» Instructions for the task: Pull out every line in the items below that contains the string "Output".

[Records from a data collection]

• • • • • • •

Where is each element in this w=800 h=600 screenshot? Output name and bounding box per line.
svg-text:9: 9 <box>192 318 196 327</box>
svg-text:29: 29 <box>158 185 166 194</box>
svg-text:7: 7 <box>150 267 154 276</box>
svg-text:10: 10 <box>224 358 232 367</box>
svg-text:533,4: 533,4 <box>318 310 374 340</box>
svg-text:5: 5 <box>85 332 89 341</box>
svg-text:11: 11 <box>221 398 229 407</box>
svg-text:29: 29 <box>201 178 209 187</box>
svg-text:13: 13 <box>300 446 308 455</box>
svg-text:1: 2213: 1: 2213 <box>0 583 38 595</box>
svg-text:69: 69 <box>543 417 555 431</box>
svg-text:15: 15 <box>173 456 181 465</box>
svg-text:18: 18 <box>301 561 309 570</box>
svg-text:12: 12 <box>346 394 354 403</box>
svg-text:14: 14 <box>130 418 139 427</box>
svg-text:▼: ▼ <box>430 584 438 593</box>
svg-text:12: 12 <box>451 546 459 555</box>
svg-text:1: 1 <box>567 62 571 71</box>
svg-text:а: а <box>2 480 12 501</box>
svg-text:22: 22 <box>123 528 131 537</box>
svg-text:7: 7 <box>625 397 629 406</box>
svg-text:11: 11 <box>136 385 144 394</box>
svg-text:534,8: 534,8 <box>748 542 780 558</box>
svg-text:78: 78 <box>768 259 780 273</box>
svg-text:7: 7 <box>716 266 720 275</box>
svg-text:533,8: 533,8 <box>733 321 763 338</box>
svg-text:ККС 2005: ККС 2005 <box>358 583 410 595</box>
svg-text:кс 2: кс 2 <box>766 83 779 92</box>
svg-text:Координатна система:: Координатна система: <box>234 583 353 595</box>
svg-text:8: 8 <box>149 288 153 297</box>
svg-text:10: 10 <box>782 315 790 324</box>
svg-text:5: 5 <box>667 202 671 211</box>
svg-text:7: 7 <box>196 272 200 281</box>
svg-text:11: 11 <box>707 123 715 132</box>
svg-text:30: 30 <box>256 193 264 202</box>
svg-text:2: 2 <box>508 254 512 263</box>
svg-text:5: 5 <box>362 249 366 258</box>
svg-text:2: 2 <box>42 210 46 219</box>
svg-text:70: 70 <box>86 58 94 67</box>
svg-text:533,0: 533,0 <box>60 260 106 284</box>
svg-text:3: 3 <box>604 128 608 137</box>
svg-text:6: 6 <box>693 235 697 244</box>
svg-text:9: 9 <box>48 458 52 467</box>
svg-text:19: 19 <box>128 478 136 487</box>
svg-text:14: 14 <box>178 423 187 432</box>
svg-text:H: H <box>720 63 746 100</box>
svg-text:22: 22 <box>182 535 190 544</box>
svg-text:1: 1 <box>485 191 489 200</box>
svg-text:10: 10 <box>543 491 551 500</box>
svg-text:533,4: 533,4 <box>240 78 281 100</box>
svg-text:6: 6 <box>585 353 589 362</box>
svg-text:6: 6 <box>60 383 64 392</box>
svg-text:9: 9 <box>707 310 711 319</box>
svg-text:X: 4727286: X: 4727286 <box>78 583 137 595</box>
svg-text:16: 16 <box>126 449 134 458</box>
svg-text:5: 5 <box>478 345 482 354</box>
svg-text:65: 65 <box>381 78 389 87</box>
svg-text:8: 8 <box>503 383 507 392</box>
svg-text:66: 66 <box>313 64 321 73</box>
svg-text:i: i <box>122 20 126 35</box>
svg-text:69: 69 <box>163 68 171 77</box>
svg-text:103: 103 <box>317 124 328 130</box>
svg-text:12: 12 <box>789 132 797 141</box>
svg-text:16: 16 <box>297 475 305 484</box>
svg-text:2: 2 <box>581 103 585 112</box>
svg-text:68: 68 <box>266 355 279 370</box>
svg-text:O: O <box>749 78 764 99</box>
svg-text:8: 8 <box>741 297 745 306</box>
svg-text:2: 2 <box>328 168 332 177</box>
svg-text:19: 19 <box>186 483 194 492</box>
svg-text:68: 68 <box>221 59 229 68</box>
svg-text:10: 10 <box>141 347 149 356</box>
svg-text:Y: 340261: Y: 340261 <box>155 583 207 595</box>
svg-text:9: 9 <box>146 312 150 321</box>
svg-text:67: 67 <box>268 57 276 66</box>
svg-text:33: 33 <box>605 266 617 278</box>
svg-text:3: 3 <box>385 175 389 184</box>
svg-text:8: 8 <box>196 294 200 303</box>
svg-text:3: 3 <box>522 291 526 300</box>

• • • • • • •

» Task response:
Where is each element in this w=800 h=600 screenshot? Output name and bounding box per line.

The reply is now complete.